===== Records supplied
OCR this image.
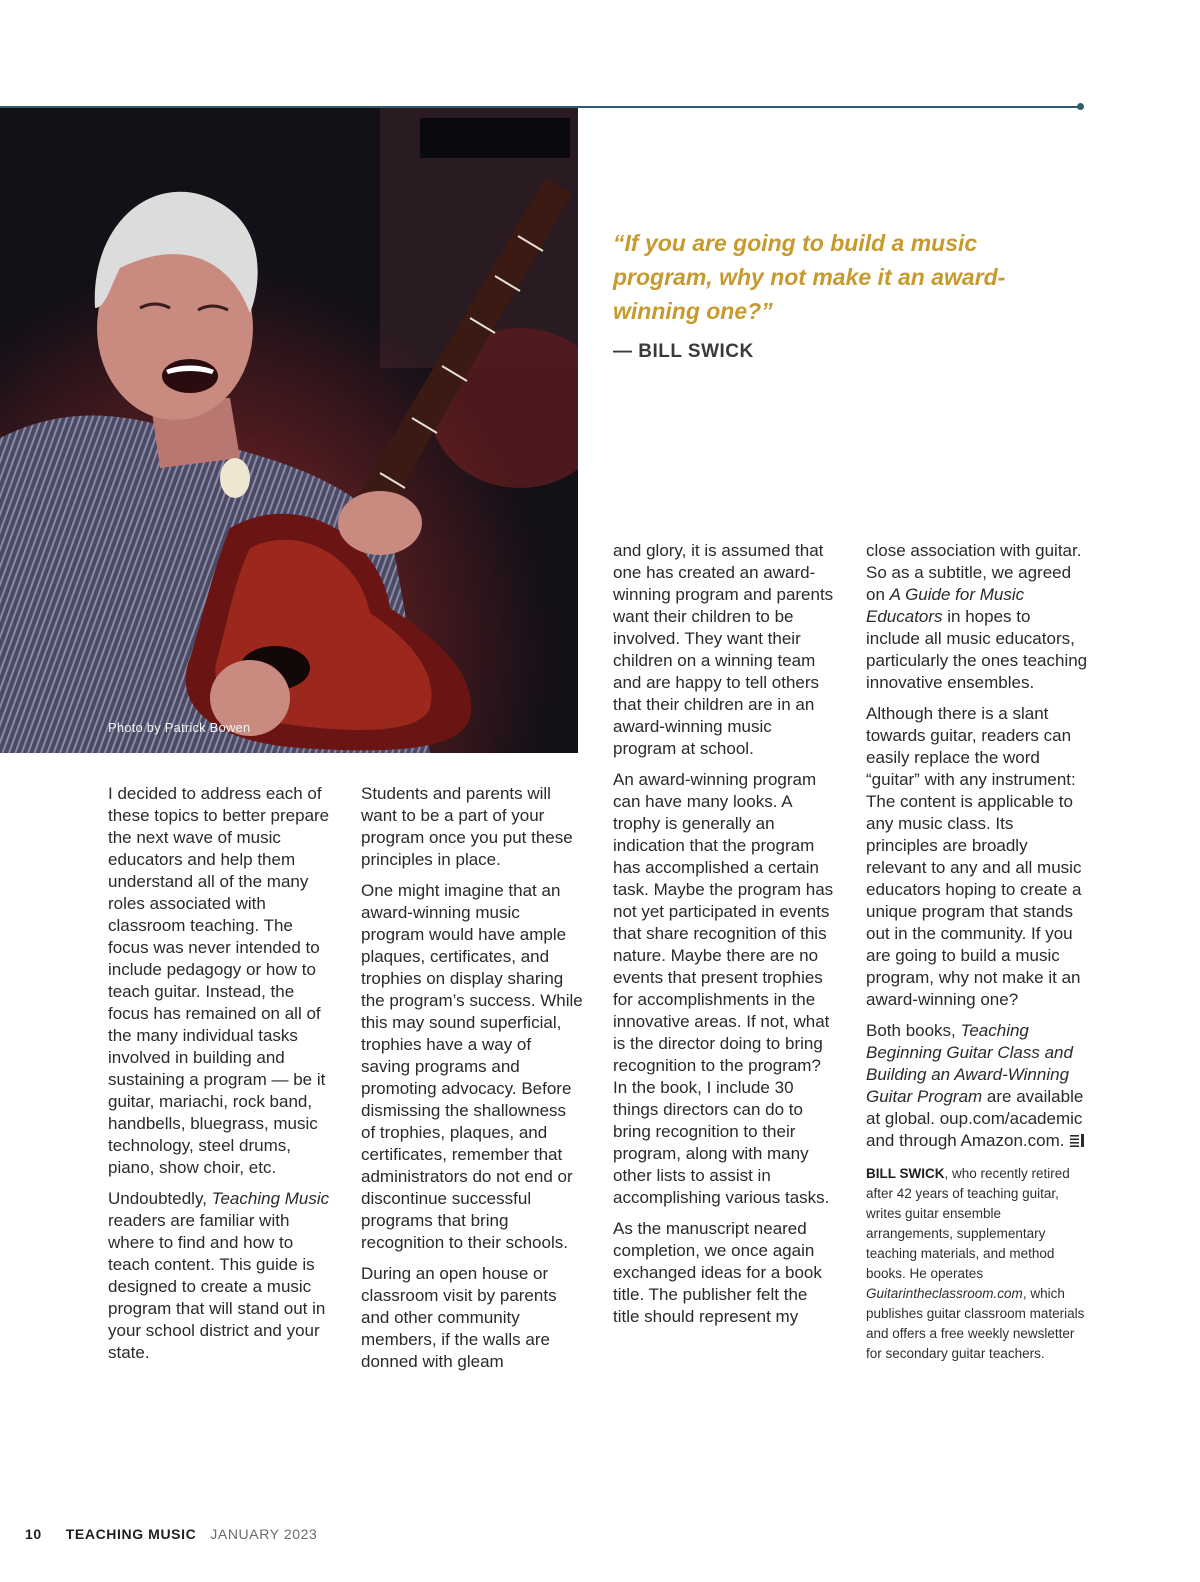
Photo by Patrick Bowen
“If you are going to build a music program, why not make it an award-winning one?”
— BILL SWICK

I decided to address each of these topics to better prepare the next wave of music educators and help them understand all of the many roles associated with classroom teaching. The focus was never intended to include pedagogy or how to teach guitar. Instead, the focus has remained on all of the many individual tasks involved in building and sustaining a program — be it guitar, mariachi, rock band, handbells, bluegrass, music technology, steel drums, piano, show choir, etc.

Undoubtedly, Teaching Music readers are familiar with where to find and how to teach content. This guide is designed to create a music program that will stand out in your school district and your state.

Students and parents will want to be a part of your program once you put these principles in place.

One might imagine that an award-winning music program would have ample plaques, certificates, and trophies on display sharing the program’s success. While this may sound superficial, trophies have a way of saving programs and promoting advocacy. Before dismissing the shallowness of trophies, plaques, and certificates, remember that administrators do not end or discontinue successful programs that bring recognition to their schools.

During an open house or classroom visit by parents and other community members, if the walls are donned with gleam

and glory, it is assumed that one has created an award-winning program and parents want their children to be involved. They want their children on a winning team and are happy to tell others that their children are in an award-winning music program at school.

An award-winning program can have many looks. A trophy is generally an indication that the program has accomplished a certain task. Maybe the program has not yet participated in events that share recognition of this nature. Maybe there are no events that present trophies for accomplishments in the innovative areas. If not, what is the director doing to bring recognition to the program? In the book, I include 30 things directors can do to bring recognition to their program, along with many other lists to assist in accomplishing various tasks.

As the manuscript neared completion, we once again exchanged ideas for a book title. The publisher felt the title should represent my

close association with guitar. So as a subtitle, we agreed on A Guide for Music Educators in hopes to include all music educators, particularly the ones teaching innovative ensembles.

Although there is a slant towards guitar, readers can easily replace the word “guitar” with any instrument: The content is applicable to any music class. Its principles are broadly relevant to any and all music educators hoping to create a unique program that stands out in the community. If you are going to build a music program, why not make it an award-winning one?

Both books, Teaching Beginning Guitar Class and Building an Award-Winning Guitar Program are available at global. oup.com/academic and through Amazon.com.

BILL SWICK, who recently retired after 42 years of teaching guitar, writes guitar ensemble arrangements, supplementary teaching materials, and method books. He operates Guitarintheclassroom.com, which publishes guitar classroom materials and offers a free weekly newsletter for secondary guitar teachers.
10 TEACHING MUSIC JANUARY 2023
==========
* **Stated goal**
Lines of the material that contain the word "these" are to be gathered.

* **The solution**
I decided to address each of these topics to better prepare the next wave of music educators and help them understand all of the many roles associated with classroom teaching. The focus was never intended to include pedagogy or how to teach guitar. Instead, the focus has remained on all of the many individual tasks involved in building and sustaining a program — be it guitar, mariachi, rock band, handbells, bluegrass, music technology, steel drums, piano, show choir, etc.
Students and parents will want to be a part of your program once you put these principles in place.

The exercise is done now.